■ MATERIAL SHOWN

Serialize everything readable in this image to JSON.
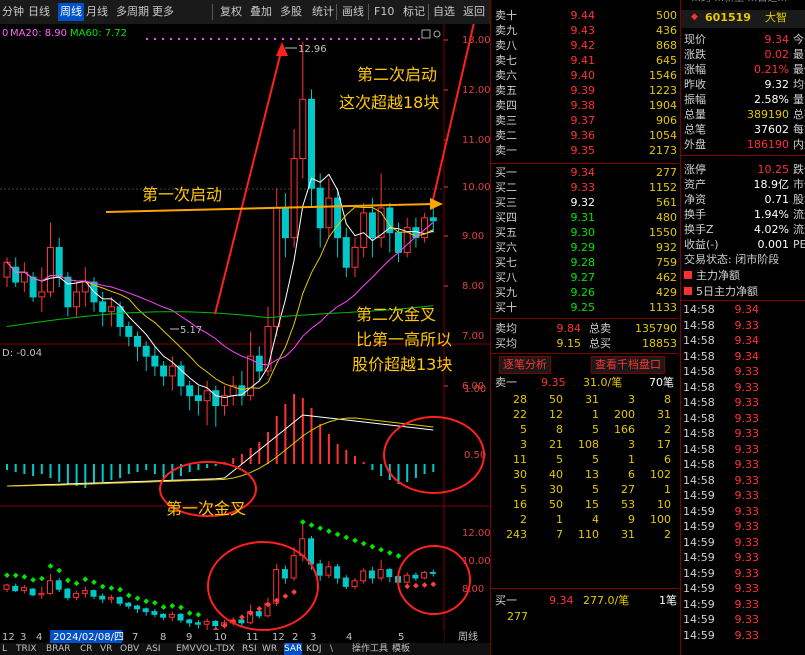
{
  "toolbar": {
    "items": [
      "分钟",
      "日线",
      "周线",
      "月线",
      "多周期",
      "更多",
      "复权",
      "叠加",
      "多股",
      "统计",
      "画线",
      "F10",
      "标记",
      "自选",
      "返回"
    ],
    "active_index": 2
  },
  "chart": {
    "ma_legend": {
      "ma20": "MA20: 8.90",
      "ma60": "MA60: 7.72",
      "prefix": "0"
    },
    "macd_legend": "D: -0.04",
    "price_axis": [
      "13.00",
      "12.00",
      "11.00",
      "10.00",
      "9.00",
      "8.00",
      "7.00",
      "6.00"
    ],
    "macd_axis": [
      "1.00",
      "0.50"
    ],
    "sar_axis": [
      "12.00",
      "10.00",
      "8.00"
    ],
    "high_label": "12.96",
    "low_label": "5.17",
    "date_label": "2024/02/08/四",
    "x_ticks": [
      "12",
      "3",
      "4",
      "5",
      "6",
      "7",
      "8",
      "9",
      "10",
      "11",
      "12",
      "2",
      "3",
      "4",
      "5"
    ],
    "period_label": "周线",
    "annotations": {
      "second_start_1": "第二次启动",
      "second_start_2": "这次超越18块",
      "first_start": "第一次启动",
      "second_cross_1": "第二次金叉",
      "second_cross_2": "比第一高所以",
      "second_cross_3": "股价超越13块",
      "first_cross": "第一次金叉"
    }
  },
  "indicator_tabs": [
    "L",
    "TRIX",
    "BRAR",
    "CR",
    "VR",
    "OBV",
    "ASI",
    "EMV",
    "VOL-TDX",
    "RSI",
    "WR",
    "SAR",
    "KDJ",
    "\\",
    "操作工具",
    "模板"
  ],
  "order_book": {
    "sells": [
      {
        "label": "卖十",
        "price": "9.44",
        "vol": "500"
      },
      {
        "label": "卖九",
        "price": "9.43",
        "vol": "436"
      },
      {
        "label": "卖八",
        "price": "9.42",
        "vol": "868"
      },
      {
        "label": "卖七",
        "price": "9.41",
        "vol": "645"
      },
      {
        "label": "卖六",
        "price": "9.40",
        "vol": "1546"
      },
      {
        "label": "卖五",
        "price": "9.39",
        "vol": "1223"
      },
      {
        "label": "卖四",
        "price": "9.38",
        "vol": "1904"
      },
      {
        "label": "卖三",
        "price": "9.37",
        "vol": "906"
      },
      {
        "label": "卖二",
        "price": "9.36",
        "vol": "1054"
      },
      {
        "label": "卖一",
        "price": "9.35",
        "vol": "2173"
      }
    ],
    "buys": [
      {
        "label": "买一",
        "price": "9.34",
        "vol": "277"
      },
      {
        "label": "买二",
        "price": "9.33",
        "vol": "1152"
      },
      {
        "label": "买三",
        "price": "9.32",
        "vol": "561"
      },
      {
        "label": "买四",
        "price": "9.31",
        "vol": "480"
      },
      {
        "label": "买五",
        "price": "9.30",
        "vol": "1550"
      },
      {
        "label": "买六",
        "price": "9.29",
        "vol": "932"
      },
      {
        "label": "买七",
        "price": "9.28",
        "vol": "759"
      },
      {
        "label": "买八",
        "price": "9.27",
        "vol": "462"
      },
      {
        "label": "买九",
        "price": "9.26",
        "vol": "429"
      },
      {
        "label": "买十",
        "price": "9.25",
        "vol": "1133"
      }
    ],
    "avg": [
      {
        "label": "卖均",
        "price": "9.84",
        "tlabel": "总卖",
        "vol": "135790"
      },
      {
        "label": "买均",
        "price": "9.15",
        "tlabel": "总买",
        "vol": "18853"
      }
    ],
    "tabs": [
      "逐笔分析",
      "查看千档盘口"
    ],
    "sell1_detail": {
      "label": "卖一",
      "price": "9.35",
      "qty": "31.0/笔",
      "count": "70笔"
    },
    "queue": [
      [
        "28",
        "50",
        "31",
        "3",
        "8"
      ],
      [
        "22",
        "12",
        "1",
        "200",
        "31"
      ],
      [
        "5",
        "8",
        "5",
        "166",
        "2"
      ],
      [
        "3",
        "21",
        "108",
        "3",
        "17"
      ],
      [
        "11",
        "5",
        "5",
        "1",
        "6"
      ],
      [
        "30",
        "40",
        "13",
        "6",
        "102"
      ],
      [
        "5",
        "30",
        "5",
        "27",
        "1"
      ],
      [
        "16",
        "50",
        "15",
        "53",
        "10"
      ],
      [
        "2",
        "1",
        "4",
        "9",
        "100"
      ],
      [
        "243",
        "7",
        "110",
        "31",
        "2"
      ]
    ],
    "buy1_detail": {
      "label": "买一",
      "price": "9.34",
      "qty": "277.0/笔",
      "count": "1笔"
    },
    "buy1_queue": "277"
  },
  "info": {
    "header_top": "…跨  …新生  …自选…",
    "code": "601519",
    "name": "大智",
    "rows": [
      {
        "l": "现价",
        "v": "9.34",
        "c": "red",
        "x": "今开"
      },
      {
        "l": "涨跌",
        "v": "0.02",
        "c": "red",
        "x": "最高"
      },
      {
        "l": "涨幅",
        "v": "0.21%",
        "c": "red",
        "x": "最低"
      },
      {
        "l": "昨收",
        "v": "9.32",
        "c": "wht",
        "x": "均价"
      },
      {
        "l": "振幅",
        "v": "2.58%",
        "c": "wht",
        "x": "量比"
      },
      {
        "l": "总量",
        "v": "389190",
        "c": "yel",
        "x": "总额"
      },
      {
        "l": "总笔",
        "v": "37602",
        "c": "wht",
        "x": "每笔"
      },
      {
        "l": "外盘",
        "v": "186190",
        "c": "red",
        "x": "内盘"
      }
    ],
    "rows2": [
      {
        "l": "涨停",
        "v": "10.25",
        "c": "red",
        "x": "跌停"
      },
      {
        "l": "资产",
        "v": "18.9亿",
        "c": "wht",
        "x": "市值"
      },
      {
        "l": "净资",
        "v": "0.71",
        "c": "wht",
        "x": "股本"
      },
      {
        "l": "换手",
        "v": "1.94%",
        "c": "wht",
        "x": "流通"
      },
      {
        "l": "换手Z",
        "v": "4.02%",
        "c": "wht",
        "x": "流通"
      },
      {
        "l": "收益(-)",
        "v": "0.001",
        "c": "wht",
        "x": "PE(动)"
      }
    ],
    "trade_status": "交易状态: 闭市阶段",
    "main_net": "主力净额",
    "main_net5": "5日主力净额",
    "ticks": [
      {
        "t": "14:58",
        "p": "9.34"
      },
      {
        "t": "14:58",
        "p": "9.33"
      },
      {
        "t": "14:58",
        "p": "9.34"
      },
      {
        "t": "14:58",
        "p": "9.34"
      },
      {
        "t": "14:58",
        "p": "9.33"
      },
      {
        "t": "14:58",
        "p": "9.33"
      },
      {
        "t": "14:58",
        "p": "9.33"
      },
      {
        "t": "14:58",
        "p": "9.33"
      },
      {
        "t": "14:58",
        "p": "9.33"
      },
      {
        "t": "14:58",
        "p": "9.33"
      },
      {
        "t": "14:58",
        "p": "9.33"
      },
      {
        "t": "14:58",
        "p": "9.33"
      },
      {
        "t": "14:59",
        "p": "9.33"
      },
      {
        "t": "14:59",
        "p": "9.33"
      },
      {
        "t": "14:59",
        "p": "9.33"
      },
      {
        "t": "14:59",
        "p": "9.33"
      },
      {
        "t": "14:59",
        "p": "9.33"
      },
      {
        "t": "14:59",
        "p": "9.33"
      },
      {
        "t": "14:59",
        "p": "9.33"
      },
      {
        "t": "14:59",
        "p": "9.33"
      },
      {
        "t": "14:59",
        "p": "9.33"
      },
      {
        "t": "14:59",
        "p": "9.33"
      }
    ],
    "colors": {
      "up": "#ff3232",
      "down": "#00e600",
      "accent": "#0050c8",
      "frame": "#800000"
    }
  }
}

■ REQUIREMENT
Without the pictures, write out every entry precisely as it appears.

■ SOLVED EXERCISE
Serialize everything readable in this image to JSON.
{
  "toolbar": {
    "items": [
      "分钟",
      "日线",
      "周线",
      "月线",
      "多周期",
      "更多",
      "复权",
      "叠加",
      "多股",
      "统计",
      "画线",
      "F10",
      "标记",
      "自选",
      "返回"
    ],
    "active_index": 2
  },
  "chart": {
    "ma_legend": {
      "ma20": "MA20: 8.90",
      "ma60": "MA60: 7.72",
      "prefix": "0"
    },
    "macd_legend": "D: -0.04",
    "price_axis": [
      "13.00",
      "12.00",
      "11.00",
      "10.00",
      "9.00",
      "8.00",
      "7.00",
      "6.00"
    ],
    "macd_axis": [
      "1.00",
      "0.50"
    ],
    "sar_axis": [
      "12.00",
      "10.00",
      "8.00"
    ],
    "high_label": "12.96",
    "low_label": "5.17",
    "date_label": "2024/02/08/四",
    "x_ticks": [
      "12",
      "3",
      "4",
      "5",
      "6",
      "7",
      "8",
      "9",
      "10",
      "11",
      "12",
      "2",
      "3",
      "4",
      "5"
    ],
    "period_label": "周线",
    "annotations": {
      "second_start_1": "第二次启动",
      "second_start_2": "这次超越18块",
      "first_start": "第一次启动",
      "second_cross_1": "第二次金叉",
      "second_cross_2": "比第一高所以",
      "second_cross_3": "股价超越13块",
      "first_cross": "第一次金叉"
    }
  },
  "indicator_tabs": [
    "L",
    "TRIX",
    "BRAR",
    "CR",
    "VR",
    "OBV",
    "ASI",
    "EMV",
    "VOL-TDX",
    "RSI",
    "WR",
    "SAR",
    "KDJ",
    "\\",
    "操作工具",
    "模板"
  ],
  "order_book": {
    "sells": [
      {
        "label": "卖十",
        "price": "9.44",
        "vol": "500"
      },
      {
        "label": "卖九",
        "price": "9.43",
        "vol": "436"
      },
      {
        "label": "卖八",
        "price": "9.42",
        "vol": "868"
      },
      {
        "label": "卖七",
        "price": "9.41",
        "vol": "645"
      },
      {
        "label": "卖六",
        "price": "9.40",
        "vol": "1546"
      },
      {
        "label": "卖五",
        "price": "9.39",
        "vol": "1223"
      },
      {
        "label": "卖四",
        "price": "9.38",
        "vol": "1904"
      },
      {
        "label": "卖三",
        "price": "9.37",
        "vol": "906"
      },
      {
        "label": "卖二",
        "price": "9.36",
        "vol": "1054"
      },
      {
        "label": "卖一",
        "price": "9.35",
        "vol": "2173"
      }
    ],
    "buys": [
      {
        "label": "买一",
        "price": "9.34",
        "vol": "277"
      },
      {
        "label": "买二",
        "price": "9.33",
        "vol": "1152"
      },
      {
        "label": "买三",
        "price": "9.32",
        "vol": "561"
      },
      {
        "label": "买四",
        "price": "9.31",
        "vol": "480"
      },
      {
        "label": "买五",
        "price": "9.30",
        "vol": "1550"
      },
      {
        "label": "买六",
        "price": "9.29",
        "vol": "932"
      },
      {
        "label": "买七",
        "price": "9.28",
        "vol": "759"
      },
      {
        "label": "买八",
        "price": "9.27",
        "vol": "462"
      },
      {
        "label": "买九",
        "price": "9.26",
        "vol": "429"
      },
      {
        "label": "买十",
        "price": "9.25",
        "vol": "1133"
      }
    ],
    "avg": [
      {
        "label": "卖均",
        "price": "9.84",
        "tlabel": "总卖",
        "vol": "135790"
      },
      {
        "label": "买均",
        "price": "9.15",
        "tlabel": "总买",
        "vol": "18853"
      }
    ],
    "tabs": [
      "逐笔分析",
      "查看千档盘口"
    ],
    "sell1_detail": {
      "label": "卖一",
      "price": "9.35",
      "qty": "31.0/笔",
      "count": "70笔"
    },
    "queue": [
      [
        "28",
        "50",
        "31",
        "3",
        "8"
      ],
      [
        "22",
        "12",
        "1",
        "200",
        "31"
      ],
      [
        "5",
        "8",
        "5",
        "166",
        "2"
      ],
      [
        "3",
        "21",
        "108",
        "3",
        "17"
      ],
      [
        "11",
        "5",
        "5",
        "1",
        "6"
      ],
      [
        "30",
        "40",
        "13",
        "6",
        "102"
      ],
      [
        "5",
        "30",
        "5",
        "27",
        "1"
      ],
      [
        "16",
        "50",
        "15",
        "53",
        "10"
      ],
      [
        "2",
        "1",
        "4",
        "9",
        "100"
      ],
      [
        "243",
        "7",
        "110",
        "31",
        "2"
      ]
    ],
    "buy1_detail": {
      "label": "买一",
      "price": "9.34",
      "qty": "277.0/笔",
      "count": "1笔"
    },
    "buy1_queue": "277"
  },
  "info": {
    "header_top": "…跨  …新生  …自选…",
    "code": "601519",
    "name": "大智",
    "rows": [
      {
        "l": "现价",
        "v": "9.34",
        "c": "red",
        "x": "今开"
      },
      {
        "l": "涨跌",
        "v": "0.02",
        "c": "red",
        "x": "最高"
      },
      {
        "l": "涨幅",
        "v": "0.21%",
        "c": "red",
        "x": "最低"
      },
      {
        "l": "昨收",
        "v": "9.32",
        "c": "wht",
        "x": "均价"
      },
      {
        "l": "振幅",
        "v": "2.58%",
        "c": "wht",
        "x": "量比"
      },
      {
        "l": "总量",
        "v": "389190",
        "c": "yel",
        "x": "总额"
      },
      {
        "l": "总笔",
        "v": "37602",
        "c": "wht",
        "x": "每笔"
      },
      {
        "l": "外盘",
        "v": "186190",
        "c": "red",
        "x": "内盘"
      }
    ],
    "rows2": [
      {
        "l": "涨停",
        "v": "10.25",
        "c": "red",
        "x": "跌停"
      },
      {
        "l": "资产",
        "v": "18.9亿",
        "c": "wht",
        "x": "市值"
      },
      {
        "l": "净资",
        "v": "0.71",
        "c": "wht",
        "x": "股本"
      },
      {
        "l": "换手",
        "v": "1.94%",
        "c": "wht",
        "x": "流通"
      },
      {
        "l": "换手Z",
        "v": "4.02%",
        "c": "wht",
        "x": "流通"
      },
      {
        "l": "收益(-)",
        "v": "0.001",
        "c": "wht",
        "x": "PE(动)"
      }
    ],
    "trade_status": "交易状态: 闭市阶段",
    "main_net": "主力净额",
    "main_net5": "5日主力净额",
    "ticks": [
      {
        "t": "14:58",
        "p": "9.34"
      },
      {
        "t": "14:58",
        "p": "9.33"
      },
      {
        "t": "14:58",
        "p": "9.34"
      },
      {
        "t": "14:58",
        "p": "9.34"
      },
      {
        "t": "14:58",
        "p": "9.33"
      },
      {
        "t": "14:58",
        "p": "9.33"
      },
      {
        "t": "14:58",
        "p": "9.33"
      },
      {
        "t": "14:58",
        "p": "9.33"
      },
      {
        "t": "14:58",
        "p": "9.33"
      },
      {
        "t": "14:58",
        "p": "9.33"
      },
      {
        "t": "14:58",
        "p": "9.33"
      },
      {
        "t": "14:58",
        "p": "9.33"
      },
      {
        "t": "14:59",
        "p": "9.33"
      },
      {
        "t": "14:59",
        "p": "9.33"
      },
      {
        "t": "14:59",
        "p": "9.33"
      },
      {
        "t": "14:59",
        "p": "9.33"
      },
      {
        "t": "14:59",
        "p": "9.33"
      },
      {
        "t": "14:59",
        "p": "9.33"
      },
      {
        "t": "14:59",
        "p": "9.33"
      },
      {
        "t": "14:59",
        "p": "9.33"
      },
      {
        "t": "14:59",
        "p": "9.33"
      },
      {
        "t": "14:59",
        "p": "9.33"
      }
    ],
    "colors": {
      "up": "#ff3232",
      "down": "#00e600",
      "accent": "#0050c8",
      "frame": "#800000"
    }
  }
}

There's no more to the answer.